[Records contained in a dataset]
* * * *
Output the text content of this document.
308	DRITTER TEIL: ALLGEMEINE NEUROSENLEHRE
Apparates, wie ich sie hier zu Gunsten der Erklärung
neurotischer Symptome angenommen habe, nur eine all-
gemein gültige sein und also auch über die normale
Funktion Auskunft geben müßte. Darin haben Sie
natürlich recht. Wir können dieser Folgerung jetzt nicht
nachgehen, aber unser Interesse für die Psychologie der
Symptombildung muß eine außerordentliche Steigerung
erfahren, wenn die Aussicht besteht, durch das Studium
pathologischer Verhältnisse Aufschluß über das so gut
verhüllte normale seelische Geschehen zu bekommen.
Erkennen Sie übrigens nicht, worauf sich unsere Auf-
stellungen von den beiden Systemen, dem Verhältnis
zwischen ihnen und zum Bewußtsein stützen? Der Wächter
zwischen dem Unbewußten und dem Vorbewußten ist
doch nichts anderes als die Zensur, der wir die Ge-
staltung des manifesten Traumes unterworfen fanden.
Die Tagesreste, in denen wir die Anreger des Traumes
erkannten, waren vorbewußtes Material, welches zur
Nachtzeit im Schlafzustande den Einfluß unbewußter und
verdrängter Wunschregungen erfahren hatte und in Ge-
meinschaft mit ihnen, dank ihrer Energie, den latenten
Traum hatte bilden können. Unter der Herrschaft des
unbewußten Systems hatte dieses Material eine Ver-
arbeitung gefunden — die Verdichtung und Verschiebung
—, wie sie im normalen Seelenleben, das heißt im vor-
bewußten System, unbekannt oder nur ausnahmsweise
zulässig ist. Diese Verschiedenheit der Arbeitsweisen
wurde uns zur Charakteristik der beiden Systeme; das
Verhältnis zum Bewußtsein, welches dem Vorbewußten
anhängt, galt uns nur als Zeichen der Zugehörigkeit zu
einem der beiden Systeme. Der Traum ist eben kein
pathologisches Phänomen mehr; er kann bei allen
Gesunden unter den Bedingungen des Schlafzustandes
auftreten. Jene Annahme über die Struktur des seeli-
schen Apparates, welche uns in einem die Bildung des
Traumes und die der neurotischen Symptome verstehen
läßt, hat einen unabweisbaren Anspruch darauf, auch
* * * *
Gather every line from the entries above where the word "welches" appears, and copy them.

_Task answer_.
erkannten, waren vorbewußtes Material, welches zur
Verhältnis zum Bewußtsein, welches dem Vorbewußten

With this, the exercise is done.